## TASK INSTRUCTIONS
Take every line from the listing below that contains "Ozone".

Records that describe figures:
_ _ _ _ _ _ _

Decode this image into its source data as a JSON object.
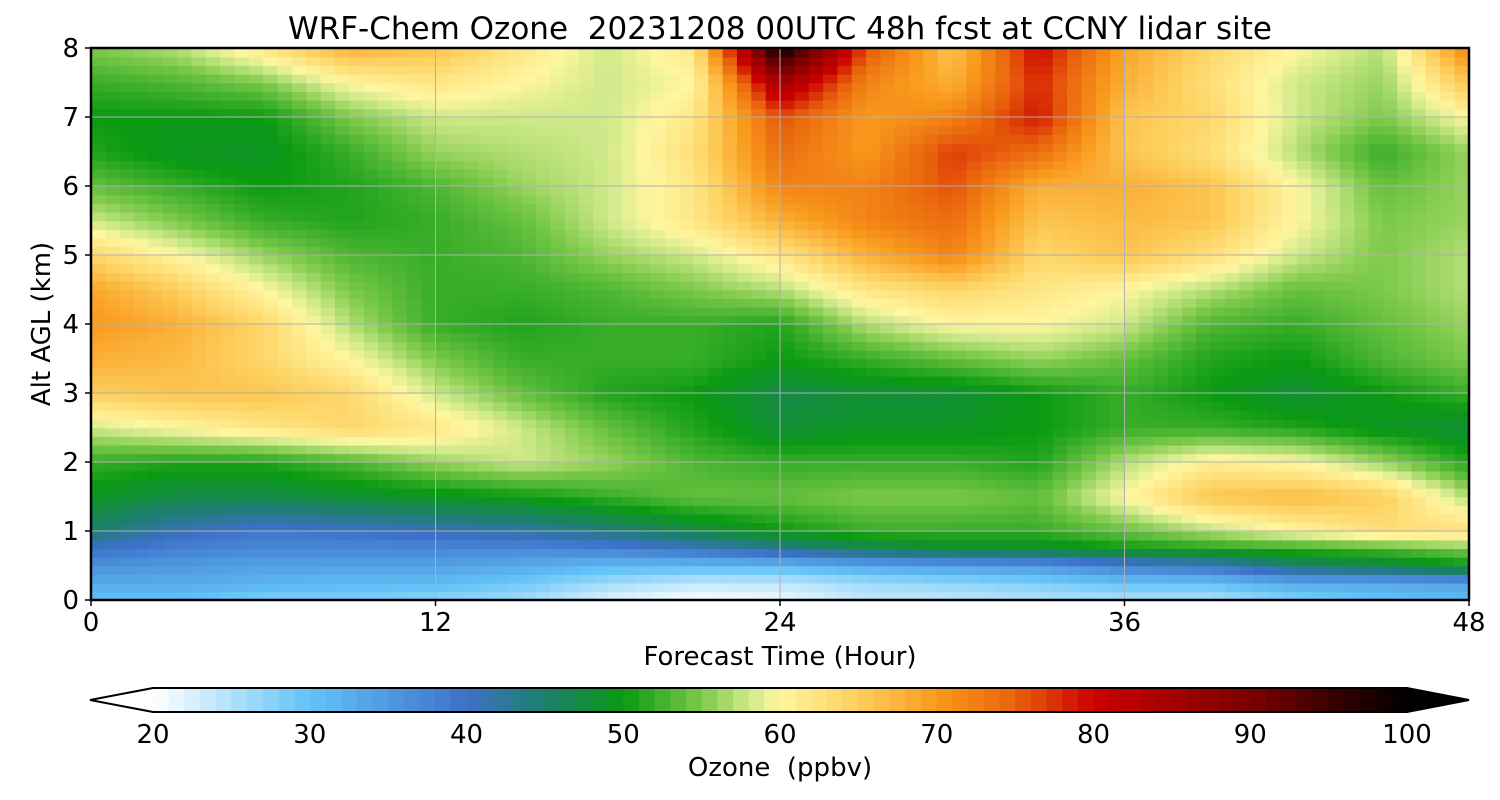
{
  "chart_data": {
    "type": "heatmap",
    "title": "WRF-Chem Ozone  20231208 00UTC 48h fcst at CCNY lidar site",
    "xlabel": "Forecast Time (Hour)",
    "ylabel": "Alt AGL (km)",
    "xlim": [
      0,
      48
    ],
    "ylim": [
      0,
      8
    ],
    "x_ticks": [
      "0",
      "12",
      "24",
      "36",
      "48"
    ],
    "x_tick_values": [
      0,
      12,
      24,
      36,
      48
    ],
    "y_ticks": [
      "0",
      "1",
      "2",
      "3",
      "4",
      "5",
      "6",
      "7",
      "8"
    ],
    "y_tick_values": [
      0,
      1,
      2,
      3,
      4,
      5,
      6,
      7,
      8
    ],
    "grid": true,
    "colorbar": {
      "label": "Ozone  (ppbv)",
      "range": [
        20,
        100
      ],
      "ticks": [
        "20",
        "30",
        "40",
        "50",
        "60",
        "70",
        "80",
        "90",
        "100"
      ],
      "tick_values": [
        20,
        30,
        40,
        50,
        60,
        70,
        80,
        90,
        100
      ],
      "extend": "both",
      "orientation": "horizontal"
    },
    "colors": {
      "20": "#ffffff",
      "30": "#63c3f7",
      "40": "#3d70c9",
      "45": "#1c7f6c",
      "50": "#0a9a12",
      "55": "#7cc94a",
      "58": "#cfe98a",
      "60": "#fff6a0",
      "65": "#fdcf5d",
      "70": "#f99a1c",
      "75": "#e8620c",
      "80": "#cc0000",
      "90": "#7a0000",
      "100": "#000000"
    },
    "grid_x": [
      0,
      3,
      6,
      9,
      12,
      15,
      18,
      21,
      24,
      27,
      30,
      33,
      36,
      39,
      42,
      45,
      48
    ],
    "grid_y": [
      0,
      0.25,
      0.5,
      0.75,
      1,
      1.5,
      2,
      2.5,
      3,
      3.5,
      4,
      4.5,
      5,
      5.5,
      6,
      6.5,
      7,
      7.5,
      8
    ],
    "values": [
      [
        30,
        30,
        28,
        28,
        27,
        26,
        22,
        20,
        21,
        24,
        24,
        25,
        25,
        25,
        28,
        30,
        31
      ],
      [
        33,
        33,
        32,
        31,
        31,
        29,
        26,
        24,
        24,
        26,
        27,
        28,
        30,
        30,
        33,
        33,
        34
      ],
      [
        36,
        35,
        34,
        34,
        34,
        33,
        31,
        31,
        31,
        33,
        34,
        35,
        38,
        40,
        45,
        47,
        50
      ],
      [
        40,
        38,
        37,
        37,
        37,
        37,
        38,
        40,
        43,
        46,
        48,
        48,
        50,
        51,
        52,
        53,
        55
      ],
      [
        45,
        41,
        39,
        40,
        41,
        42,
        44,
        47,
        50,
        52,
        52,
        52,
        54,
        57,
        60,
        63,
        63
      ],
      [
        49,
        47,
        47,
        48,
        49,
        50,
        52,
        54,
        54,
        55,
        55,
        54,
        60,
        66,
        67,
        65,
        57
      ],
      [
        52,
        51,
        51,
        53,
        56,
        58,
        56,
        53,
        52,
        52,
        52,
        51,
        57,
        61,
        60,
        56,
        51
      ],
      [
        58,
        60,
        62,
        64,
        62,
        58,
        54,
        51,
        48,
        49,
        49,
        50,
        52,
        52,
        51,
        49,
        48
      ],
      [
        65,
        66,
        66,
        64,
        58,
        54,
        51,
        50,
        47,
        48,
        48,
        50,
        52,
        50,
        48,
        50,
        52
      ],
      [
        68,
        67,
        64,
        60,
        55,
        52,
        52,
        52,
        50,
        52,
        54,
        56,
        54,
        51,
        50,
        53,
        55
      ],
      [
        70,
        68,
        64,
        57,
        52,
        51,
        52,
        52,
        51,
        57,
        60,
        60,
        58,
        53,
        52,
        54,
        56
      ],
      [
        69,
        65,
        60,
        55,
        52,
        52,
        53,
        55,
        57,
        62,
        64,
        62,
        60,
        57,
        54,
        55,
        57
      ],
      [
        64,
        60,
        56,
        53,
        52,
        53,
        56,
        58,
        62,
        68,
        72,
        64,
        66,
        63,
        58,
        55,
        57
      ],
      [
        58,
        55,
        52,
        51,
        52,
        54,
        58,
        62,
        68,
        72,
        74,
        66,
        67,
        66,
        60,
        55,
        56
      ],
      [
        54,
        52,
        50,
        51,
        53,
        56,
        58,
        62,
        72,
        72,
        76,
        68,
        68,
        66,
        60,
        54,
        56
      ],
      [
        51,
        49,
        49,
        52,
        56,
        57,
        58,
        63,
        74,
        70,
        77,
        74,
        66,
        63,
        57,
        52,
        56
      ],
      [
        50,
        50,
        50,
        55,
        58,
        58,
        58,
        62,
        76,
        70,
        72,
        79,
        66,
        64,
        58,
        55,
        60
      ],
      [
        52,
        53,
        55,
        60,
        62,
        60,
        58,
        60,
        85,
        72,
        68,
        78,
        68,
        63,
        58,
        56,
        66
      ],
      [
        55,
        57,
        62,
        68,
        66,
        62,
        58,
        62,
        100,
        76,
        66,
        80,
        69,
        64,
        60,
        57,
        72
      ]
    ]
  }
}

_ _ _ _ _ _ _

## ANSWER TO THE EXERCISE
    "title": "WRF-Chem Ozone  20231208 00UTC 48h fcst at CCNY lidar site",
      "label": "Ozone  (ppbv)",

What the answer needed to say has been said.